Problem: Search the records below for the word "sites". Pull out each line that has it.

Material to process:
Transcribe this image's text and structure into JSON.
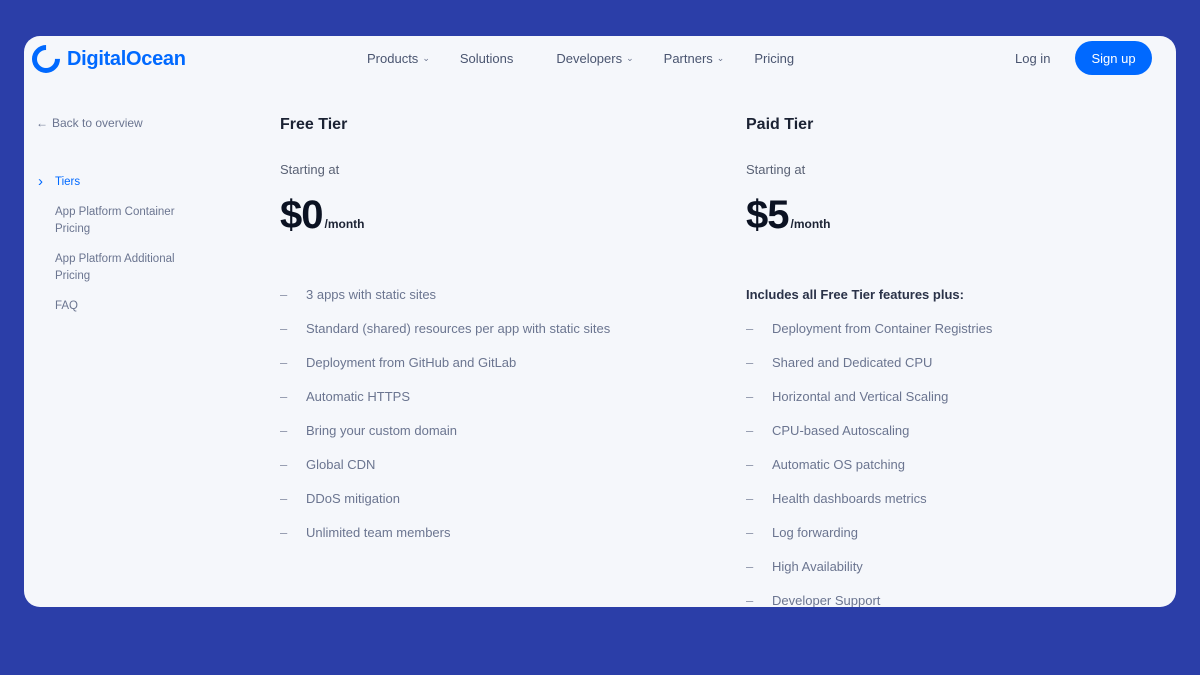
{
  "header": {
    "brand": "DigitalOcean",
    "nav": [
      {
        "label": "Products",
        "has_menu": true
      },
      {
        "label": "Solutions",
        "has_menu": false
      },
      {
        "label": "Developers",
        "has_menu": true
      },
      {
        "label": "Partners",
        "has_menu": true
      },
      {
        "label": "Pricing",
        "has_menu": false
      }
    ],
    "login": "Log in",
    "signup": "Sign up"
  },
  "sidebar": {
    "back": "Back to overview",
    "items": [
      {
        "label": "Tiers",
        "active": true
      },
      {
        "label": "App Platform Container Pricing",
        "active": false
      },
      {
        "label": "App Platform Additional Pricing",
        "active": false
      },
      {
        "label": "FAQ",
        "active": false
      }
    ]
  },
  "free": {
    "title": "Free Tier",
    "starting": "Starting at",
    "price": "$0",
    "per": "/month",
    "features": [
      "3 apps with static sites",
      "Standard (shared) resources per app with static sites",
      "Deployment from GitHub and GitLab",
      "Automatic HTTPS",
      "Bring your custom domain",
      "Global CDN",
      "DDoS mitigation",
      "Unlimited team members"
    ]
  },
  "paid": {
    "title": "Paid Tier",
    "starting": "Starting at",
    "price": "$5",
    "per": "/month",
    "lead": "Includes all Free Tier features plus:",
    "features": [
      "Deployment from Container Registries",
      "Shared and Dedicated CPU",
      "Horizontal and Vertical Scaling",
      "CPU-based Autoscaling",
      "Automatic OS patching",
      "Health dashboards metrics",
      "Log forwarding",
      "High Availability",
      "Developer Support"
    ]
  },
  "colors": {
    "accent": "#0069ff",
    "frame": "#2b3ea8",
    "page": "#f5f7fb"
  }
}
* * *
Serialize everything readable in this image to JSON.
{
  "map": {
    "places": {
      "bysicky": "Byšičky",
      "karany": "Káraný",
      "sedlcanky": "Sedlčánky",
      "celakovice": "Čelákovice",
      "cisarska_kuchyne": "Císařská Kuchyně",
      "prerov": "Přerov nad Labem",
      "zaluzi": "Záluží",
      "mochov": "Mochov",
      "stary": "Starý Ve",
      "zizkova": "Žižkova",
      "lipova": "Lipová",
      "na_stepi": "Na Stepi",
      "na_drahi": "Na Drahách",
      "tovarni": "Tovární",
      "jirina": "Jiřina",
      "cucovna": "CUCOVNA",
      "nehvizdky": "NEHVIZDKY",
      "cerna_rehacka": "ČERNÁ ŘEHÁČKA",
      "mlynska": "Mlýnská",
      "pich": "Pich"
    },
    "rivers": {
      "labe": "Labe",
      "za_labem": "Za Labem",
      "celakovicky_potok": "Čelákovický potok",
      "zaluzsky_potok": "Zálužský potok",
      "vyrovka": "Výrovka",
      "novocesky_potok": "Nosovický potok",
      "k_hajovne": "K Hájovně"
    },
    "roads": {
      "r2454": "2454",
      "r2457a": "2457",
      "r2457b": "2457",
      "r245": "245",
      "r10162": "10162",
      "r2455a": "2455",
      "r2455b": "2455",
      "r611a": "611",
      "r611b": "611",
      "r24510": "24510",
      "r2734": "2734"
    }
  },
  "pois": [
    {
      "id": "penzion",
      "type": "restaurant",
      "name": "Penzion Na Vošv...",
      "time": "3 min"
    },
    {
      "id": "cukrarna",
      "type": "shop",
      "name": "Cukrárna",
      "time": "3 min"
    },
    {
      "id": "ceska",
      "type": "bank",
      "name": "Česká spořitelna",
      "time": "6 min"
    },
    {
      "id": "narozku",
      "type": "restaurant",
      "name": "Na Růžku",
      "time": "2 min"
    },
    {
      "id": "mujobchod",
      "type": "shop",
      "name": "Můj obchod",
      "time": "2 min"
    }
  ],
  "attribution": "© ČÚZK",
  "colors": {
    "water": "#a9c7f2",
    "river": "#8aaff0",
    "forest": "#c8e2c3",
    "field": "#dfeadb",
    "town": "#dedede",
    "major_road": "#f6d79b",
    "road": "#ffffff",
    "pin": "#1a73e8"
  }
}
...
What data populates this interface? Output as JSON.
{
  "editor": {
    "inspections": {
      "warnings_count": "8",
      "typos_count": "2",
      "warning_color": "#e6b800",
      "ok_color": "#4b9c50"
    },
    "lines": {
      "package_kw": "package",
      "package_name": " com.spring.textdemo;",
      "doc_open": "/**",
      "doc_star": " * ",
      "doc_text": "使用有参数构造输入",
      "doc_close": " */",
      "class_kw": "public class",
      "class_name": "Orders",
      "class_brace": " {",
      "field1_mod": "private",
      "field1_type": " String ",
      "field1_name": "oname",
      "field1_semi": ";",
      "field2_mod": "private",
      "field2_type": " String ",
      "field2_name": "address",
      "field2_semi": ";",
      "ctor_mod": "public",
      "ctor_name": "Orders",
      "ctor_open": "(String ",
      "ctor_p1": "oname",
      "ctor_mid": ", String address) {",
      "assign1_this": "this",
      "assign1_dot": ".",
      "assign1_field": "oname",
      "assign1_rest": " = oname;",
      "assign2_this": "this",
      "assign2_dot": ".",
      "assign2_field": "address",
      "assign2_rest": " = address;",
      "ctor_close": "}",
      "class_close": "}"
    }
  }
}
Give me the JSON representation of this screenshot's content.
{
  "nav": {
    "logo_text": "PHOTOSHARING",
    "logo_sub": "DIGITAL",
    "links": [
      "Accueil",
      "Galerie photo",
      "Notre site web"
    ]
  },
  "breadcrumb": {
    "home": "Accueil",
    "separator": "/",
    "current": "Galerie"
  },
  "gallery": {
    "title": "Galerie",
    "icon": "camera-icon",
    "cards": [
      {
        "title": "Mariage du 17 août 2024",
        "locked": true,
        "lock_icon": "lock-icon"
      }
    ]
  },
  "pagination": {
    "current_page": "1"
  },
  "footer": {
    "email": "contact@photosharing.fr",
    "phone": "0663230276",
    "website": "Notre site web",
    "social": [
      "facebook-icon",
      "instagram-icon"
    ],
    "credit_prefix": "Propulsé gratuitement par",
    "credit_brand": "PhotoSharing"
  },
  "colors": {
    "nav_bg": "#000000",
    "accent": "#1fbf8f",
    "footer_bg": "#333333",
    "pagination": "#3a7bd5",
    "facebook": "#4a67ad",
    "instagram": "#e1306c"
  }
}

Result for this task:
      "3 apps with static sites",
      "Standard (shared) resources per app with static sites",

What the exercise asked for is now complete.